───── Extracted material ─────

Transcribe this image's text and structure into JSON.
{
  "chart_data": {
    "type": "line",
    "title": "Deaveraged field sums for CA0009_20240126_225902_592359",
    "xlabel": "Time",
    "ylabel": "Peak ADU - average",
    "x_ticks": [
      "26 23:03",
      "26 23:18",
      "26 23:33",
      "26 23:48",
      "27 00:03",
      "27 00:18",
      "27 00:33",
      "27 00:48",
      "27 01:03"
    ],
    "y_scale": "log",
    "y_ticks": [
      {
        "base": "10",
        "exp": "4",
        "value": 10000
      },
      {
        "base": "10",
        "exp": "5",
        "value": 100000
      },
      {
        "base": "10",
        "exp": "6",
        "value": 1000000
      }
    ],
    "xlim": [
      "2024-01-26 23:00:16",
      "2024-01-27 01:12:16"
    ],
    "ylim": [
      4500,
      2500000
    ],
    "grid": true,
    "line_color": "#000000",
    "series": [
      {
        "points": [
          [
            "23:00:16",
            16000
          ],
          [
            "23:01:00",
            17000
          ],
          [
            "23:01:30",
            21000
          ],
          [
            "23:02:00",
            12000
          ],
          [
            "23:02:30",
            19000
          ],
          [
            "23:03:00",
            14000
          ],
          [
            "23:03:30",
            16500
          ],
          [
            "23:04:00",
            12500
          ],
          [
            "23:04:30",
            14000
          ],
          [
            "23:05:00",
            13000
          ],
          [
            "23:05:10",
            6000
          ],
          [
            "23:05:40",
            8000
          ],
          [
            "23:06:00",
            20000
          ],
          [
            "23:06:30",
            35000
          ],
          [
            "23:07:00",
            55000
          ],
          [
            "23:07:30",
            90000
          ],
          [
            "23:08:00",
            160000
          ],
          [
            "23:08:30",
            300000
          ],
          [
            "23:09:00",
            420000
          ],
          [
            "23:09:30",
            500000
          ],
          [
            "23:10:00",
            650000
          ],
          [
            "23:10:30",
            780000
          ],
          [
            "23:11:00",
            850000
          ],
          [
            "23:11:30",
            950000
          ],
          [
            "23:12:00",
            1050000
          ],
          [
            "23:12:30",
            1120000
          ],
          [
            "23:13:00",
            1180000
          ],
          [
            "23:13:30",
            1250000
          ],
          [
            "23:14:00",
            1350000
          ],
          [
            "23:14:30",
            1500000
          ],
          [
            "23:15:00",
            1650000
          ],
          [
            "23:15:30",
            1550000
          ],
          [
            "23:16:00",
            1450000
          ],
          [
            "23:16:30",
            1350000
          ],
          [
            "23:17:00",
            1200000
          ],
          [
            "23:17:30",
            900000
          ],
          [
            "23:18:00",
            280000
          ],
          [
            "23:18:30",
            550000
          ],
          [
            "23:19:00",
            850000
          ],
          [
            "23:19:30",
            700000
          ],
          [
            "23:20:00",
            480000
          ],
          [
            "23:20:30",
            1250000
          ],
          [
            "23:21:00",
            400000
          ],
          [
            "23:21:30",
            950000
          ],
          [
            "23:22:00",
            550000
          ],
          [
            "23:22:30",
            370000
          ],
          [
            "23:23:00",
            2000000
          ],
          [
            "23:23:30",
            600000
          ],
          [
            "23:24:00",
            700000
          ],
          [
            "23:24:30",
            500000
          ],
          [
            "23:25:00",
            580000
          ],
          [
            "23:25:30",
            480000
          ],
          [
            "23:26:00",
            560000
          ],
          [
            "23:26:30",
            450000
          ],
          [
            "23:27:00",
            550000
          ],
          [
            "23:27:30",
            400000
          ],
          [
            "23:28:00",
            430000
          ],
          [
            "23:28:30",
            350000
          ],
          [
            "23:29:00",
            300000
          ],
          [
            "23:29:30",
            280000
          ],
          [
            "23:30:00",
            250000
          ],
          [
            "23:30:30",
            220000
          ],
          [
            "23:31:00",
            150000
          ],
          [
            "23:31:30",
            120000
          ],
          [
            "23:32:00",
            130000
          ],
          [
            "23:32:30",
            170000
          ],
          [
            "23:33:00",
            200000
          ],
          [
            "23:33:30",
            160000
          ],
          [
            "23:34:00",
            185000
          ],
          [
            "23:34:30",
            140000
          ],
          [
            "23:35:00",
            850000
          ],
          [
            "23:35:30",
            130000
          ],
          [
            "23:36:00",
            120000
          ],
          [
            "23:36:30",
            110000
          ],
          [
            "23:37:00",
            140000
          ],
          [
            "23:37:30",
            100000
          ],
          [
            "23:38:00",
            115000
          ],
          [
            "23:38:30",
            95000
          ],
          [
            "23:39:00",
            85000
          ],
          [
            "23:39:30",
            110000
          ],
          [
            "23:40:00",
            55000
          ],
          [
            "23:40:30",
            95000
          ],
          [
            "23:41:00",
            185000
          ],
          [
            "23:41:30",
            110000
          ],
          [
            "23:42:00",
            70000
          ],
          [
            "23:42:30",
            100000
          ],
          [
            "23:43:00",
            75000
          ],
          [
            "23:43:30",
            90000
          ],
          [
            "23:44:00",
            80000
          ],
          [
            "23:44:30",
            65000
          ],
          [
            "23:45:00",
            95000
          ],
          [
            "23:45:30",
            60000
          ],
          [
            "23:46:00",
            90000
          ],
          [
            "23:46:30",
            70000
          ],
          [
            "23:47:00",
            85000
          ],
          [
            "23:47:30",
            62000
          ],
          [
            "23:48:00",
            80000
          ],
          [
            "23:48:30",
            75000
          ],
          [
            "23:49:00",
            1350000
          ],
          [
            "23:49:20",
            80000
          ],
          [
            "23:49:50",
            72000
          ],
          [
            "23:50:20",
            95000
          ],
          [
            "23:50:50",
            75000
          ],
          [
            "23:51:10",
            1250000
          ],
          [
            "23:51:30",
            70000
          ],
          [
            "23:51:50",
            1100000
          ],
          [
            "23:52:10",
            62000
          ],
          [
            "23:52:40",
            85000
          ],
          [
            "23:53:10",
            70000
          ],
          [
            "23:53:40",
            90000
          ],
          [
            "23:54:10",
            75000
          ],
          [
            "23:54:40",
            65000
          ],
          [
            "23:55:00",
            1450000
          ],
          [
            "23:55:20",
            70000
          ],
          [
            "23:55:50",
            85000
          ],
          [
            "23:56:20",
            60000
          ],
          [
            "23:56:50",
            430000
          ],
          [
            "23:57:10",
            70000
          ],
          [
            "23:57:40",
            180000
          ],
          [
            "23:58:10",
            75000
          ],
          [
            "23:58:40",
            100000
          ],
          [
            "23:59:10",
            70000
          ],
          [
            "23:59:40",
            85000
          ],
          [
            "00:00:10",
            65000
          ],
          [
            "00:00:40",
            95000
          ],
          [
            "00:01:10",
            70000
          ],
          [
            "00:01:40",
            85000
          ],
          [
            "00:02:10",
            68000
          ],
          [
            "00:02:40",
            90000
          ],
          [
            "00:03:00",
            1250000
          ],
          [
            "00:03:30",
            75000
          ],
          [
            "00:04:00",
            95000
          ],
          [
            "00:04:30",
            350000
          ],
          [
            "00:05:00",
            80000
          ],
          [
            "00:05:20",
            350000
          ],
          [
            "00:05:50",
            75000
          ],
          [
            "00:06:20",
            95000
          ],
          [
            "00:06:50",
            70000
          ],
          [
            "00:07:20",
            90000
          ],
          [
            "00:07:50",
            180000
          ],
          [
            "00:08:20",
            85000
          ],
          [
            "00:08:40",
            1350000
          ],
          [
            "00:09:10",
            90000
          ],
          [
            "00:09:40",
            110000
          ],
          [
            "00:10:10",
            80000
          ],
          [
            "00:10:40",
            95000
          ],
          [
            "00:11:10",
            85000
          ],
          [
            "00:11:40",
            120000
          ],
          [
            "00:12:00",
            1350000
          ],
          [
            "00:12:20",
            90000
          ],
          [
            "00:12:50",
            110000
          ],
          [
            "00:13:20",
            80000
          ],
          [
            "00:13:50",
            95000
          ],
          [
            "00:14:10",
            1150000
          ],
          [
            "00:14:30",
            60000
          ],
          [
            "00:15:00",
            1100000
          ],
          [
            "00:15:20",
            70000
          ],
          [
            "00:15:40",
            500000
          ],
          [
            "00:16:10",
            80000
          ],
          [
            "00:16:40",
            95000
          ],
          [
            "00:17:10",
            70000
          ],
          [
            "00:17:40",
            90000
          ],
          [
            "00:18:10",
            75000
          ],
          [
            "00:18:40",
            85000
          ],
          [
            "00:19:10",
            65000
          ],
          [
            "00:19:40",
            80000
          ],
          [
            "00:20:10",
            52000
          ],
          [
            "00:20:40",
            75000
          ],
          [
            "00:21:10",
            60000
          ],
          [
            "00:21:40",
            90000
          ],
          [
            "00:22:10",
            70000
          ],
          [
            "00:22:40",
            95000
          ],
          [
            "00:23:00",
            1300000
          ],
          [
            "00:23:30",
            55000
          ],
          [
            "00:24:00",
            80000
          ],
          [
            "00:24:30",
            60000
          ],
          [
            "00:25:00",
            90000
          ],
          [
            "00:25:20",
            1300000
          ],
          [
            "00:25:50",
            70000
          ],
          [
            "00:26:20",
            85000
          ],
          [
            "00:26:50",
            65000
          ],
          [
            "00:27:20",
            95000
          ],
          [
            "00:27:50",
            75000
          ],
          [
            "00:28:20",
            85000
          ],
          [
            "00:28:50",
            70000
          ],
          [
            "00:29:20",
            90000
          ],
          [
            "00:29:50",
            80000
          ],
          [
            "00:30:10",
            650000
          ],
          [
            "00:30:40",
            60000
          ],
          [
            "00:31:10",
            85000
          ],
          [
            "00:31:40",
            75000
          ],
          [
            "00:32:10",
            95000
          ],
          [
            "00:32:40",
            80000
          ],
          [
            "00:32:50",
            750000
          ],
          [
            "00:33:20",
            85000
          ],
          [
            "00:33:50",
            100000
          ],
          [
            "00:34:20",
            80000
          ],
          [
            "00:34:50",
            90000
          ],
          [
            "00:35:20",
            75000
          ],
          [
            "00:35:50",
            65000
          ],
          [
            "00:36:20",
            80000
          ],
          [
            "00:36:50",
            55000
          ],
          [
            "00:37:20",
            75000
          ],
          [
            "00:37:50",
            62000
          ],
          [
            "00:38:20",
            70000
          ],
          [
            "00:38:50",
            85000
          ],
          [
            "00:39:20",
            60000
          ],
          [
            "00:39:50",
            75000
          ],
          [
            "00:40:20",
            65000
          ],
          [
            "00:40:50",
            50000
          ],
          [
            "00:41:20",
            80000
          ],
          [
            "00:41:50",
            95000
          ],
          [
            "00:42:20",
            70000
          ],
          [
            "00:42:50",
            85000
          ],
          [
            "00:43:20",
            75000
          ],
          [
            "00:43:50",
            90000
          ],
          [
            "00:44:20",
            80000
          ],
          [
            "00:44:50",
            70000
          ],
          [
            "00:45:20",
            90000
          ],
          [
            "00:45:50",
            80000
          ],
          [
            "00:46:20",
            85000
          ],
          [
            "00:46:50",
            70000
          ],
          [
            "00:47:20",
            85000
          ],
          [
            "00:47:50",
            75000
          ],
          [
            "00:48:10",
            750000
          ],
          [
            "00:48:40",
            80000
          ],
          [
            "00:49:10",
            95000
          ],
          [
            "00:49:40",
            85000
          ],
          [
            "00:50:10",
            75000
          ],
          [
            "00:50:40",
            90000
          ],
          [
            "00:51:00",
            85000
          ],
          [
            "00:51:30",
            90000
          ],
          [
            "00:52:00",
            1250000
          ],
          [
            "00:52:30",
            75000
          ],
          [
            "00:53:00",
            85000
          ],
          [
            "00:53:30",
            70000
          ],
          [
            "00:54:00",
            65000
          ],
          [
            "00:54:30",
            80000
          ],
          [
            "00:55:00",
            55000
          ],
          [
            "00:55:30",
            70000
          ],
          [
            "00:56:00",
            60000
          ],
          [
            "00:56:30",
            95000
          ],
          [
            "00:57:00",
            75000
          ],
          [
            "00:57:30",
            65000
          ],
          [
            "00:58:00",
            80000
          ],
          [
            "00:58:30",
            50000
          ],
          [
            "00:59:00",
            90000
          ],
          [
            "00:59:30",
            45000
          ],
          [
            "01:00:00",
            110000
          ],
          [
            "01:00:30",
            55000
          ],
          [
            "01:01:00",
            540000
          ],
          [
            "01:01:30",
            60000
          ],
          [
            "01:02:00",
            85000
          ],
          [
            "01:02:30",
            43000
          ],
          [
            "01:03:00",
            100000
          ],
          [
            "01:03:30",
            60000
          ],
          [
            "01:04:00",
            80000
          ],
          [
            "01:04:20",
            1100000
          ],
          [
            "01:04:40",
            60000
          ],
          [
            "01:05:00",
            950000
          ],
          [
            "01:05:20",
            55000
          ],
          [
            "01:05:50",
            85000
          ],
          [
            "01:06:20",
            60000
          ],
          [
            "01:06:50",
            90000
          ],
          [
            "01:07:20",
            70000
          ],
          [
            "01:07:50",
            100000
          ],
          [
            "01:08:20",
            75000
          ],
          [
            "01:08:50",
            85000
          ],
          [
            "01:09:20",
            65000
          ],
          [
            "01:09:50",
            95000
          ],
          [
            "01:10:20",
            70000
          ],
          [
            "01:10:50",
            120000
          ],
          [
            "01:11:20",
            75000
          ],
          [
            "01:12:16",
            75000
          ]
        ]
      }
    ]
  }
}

─────

- **Exercise aim**:
List each line in the listing that contains the string "value".

- **Answer to the problem**:
        "value": 10000
        "value": 100000
        "value": 1000000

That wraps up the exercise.